━━━━━ Information provided ━━━━━

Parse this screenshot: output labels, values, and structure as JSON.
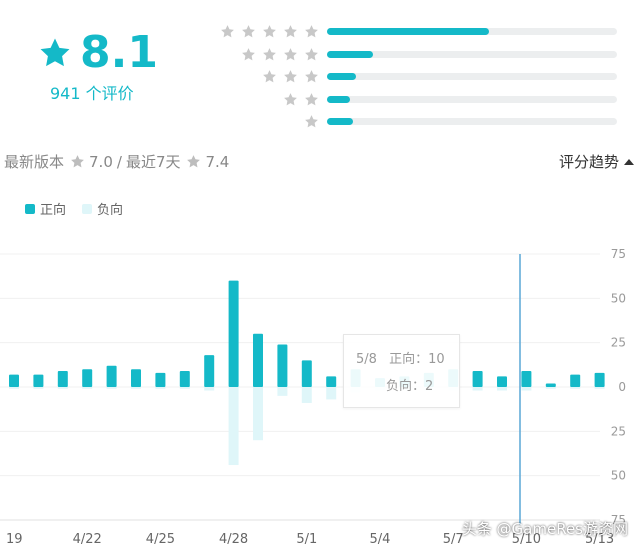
{
  "summary": {
    "score": "8.1",
    "review_count": "941 个评价",
    "accent_color": "#14b9c8",
    "icon": "star-icon"
  },
  "distribution": [
    {
      "stars": 5,
      "fraction": 0.56
    },
    {
      "stars": 4,
      "fraction": 0.16
    },
    {
      "stars": 3,
      "fraction": 0.1
    },
    {
      "stars": 2,
      "fraction": 0.08
    },
    {
      "stars": 1,
      "fraction": 0.09
    }
  ],
  "version": {
    "latest_label": "最新版本",
    "latest_score": "7.0",
    "separator": "/",
    "recent_label": "最近7天",
    "recent_score": "7.4"
  },
  "trend_toggle": {
    "label": "评分趋势",
    "icon": "caret-up-icon"
  },
  "legend": {
    "positive": "正向",
    "negative": "负向",
    "positive_color": "#14b9c8",
    "negative_color": "#dff6f9"
  },
  "tooltip": {
    "date": "5/8",
    "positive_label": "正向：",
    "positive_value": "10",
    "negative_label": "负向：",
    "negative_value": "2"
  },
  "chart_data": {
    "type": "bar",
    "x_tick_labels": [
      "19",
      "4/22",
      "4/25",
      "4/28",
      "5/1",
      "5/4",
      "5/7",
      "5/10",
      "5/13"
    ],
    "y_tick_labels": [
      "75",
      "50",
      "25",
      "0",
      "25",
      "50",
      "75"
    ],
    "ylim": [
      -75,
      75
    ],
    "series": [
      {
        "name": "正向",
        "values": [
          7,
          7,
          9,
          10,
          12,
          10,
          8,
          9,
          18,
          60,
          30,
          24,
          15,
          6,
          10,
          5,
          6,
          8,
          10,
          9,
          6,
          9,
          2,
          7,
          8
        ]
      },
      {
        "name": "负向",
        "values": [
          -1,
          -1,
          -1,
          -1,
          -1,
          -1,
          -1,
          -1,
          -2,
          -44,
          -30,
          -5,
          -9,
          -7,
          -3,
          -2,
          -2,
          -2,
          -2,
          -2,
          -2,
          -2,
          -1,
          -1,
          -1
        ]
      }
    ],
    "highlight_index": 20,
    "grid": true
  },
  "watermark": "头条 @GameRes游资网"
}
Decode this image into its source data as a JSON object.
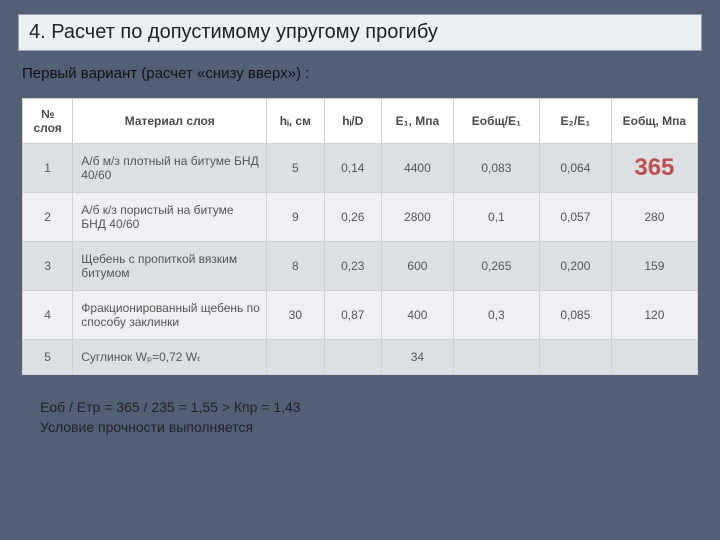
{
  "title": "4. Расчет по допустимому упругому прогибу",
  "subtitle": "Первый вариант (расчет «снизу вверх») :",
  "table": {
    "headers": {
      "num": "№ слоя",
      "material": "Материал слоя",
      "h": "hᵢ, см",
      "hd": "hᵢ/D",
      "e1": "E₁, Мпа",
      "eobe1": "Eобщ/E₁",
      "e2e1": "E₂/E₁",
      "eob": "Eобщ, Мпа"
    },
    "rows": [
      {
        "num": "1",
        "material": "А/б м/з плотный на битуме БНД 40/60",
        "h": "5",
        "hd": "0,14",
        "e1": "4400",
        "eobe1": "0,083",
        "e2e1": "0,064",
        "eob": "365",
        "highlight_eob": true
      },
      {
        "num": "2",
        "material": "А/б к/з пористый на битуме БНД 40/60",
        "h": "9",
        "hd": "0,26",
        "e1": "2800",
        "eobe1": "0,1",
        "e2e1": "0,057",
        "eob": "280"
      },
      {
        "num": "3",
        "material": "Щебень с пропиткой вязким битумом",
        "h": "8",
        "hd": "0,23",
        "e1": "600",
        "eobe1": "0,265",
        "e2e1": "0,200",
        "eob": "159"
      },
      {
        "num": "4",
        "material": "Фракционированный щебень по способу заклинки",
        "h": "30",
        "hd": "0,87",
        "e1": "400",
        "eobe1": "0,3",
        "e2e1": "0,085",
        "eob": "120"
      },
      {
        "num": "5",
        "material": "Суглинок Wₚ=0,72 Wₜ",
        "h": "",
        "hd": "",
        "e1": "34",
        "eobe1": "",
        "e2e1": "",
        "eob": ""
      }
    ]
  },
  "footnote_line1": "Eоб / Eтр = 365 / 235 = 1,55 > Кпр = 1,43",
  "footnote_line2": "Условие прочности выполняется",
  "colors": {
    "slide_bg": "#526077",
    "title_box_bg": "#eceff3",
    "title_box_border": "#9aa3b4",
    "header_bg": "#ffffff",
    "row_odd_bg": "#dcdfe3",
    "row_even_bg": "#eef0f3",
    "cell_border": "#d0d0d0",
    "highlight_color": "#c0504d",
    "text_color": "#1a1a1a"
  }
}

━━━━━

**Task statement**
List the lines that contain the word "material".

**Written solution**
      "material": "Материал слоя",
        "material": "А/б м/з плотный на битуме БНД 40/60",
        "material": "А/б к/з пористый на битуме БНД 40/60",
        "material": "Щебень с пропиткой вязким битумом",
        "material": "Фракционированный щебень по способу заклинки",
        "material": "Суглинок Wₚ=0,72 Wₜ",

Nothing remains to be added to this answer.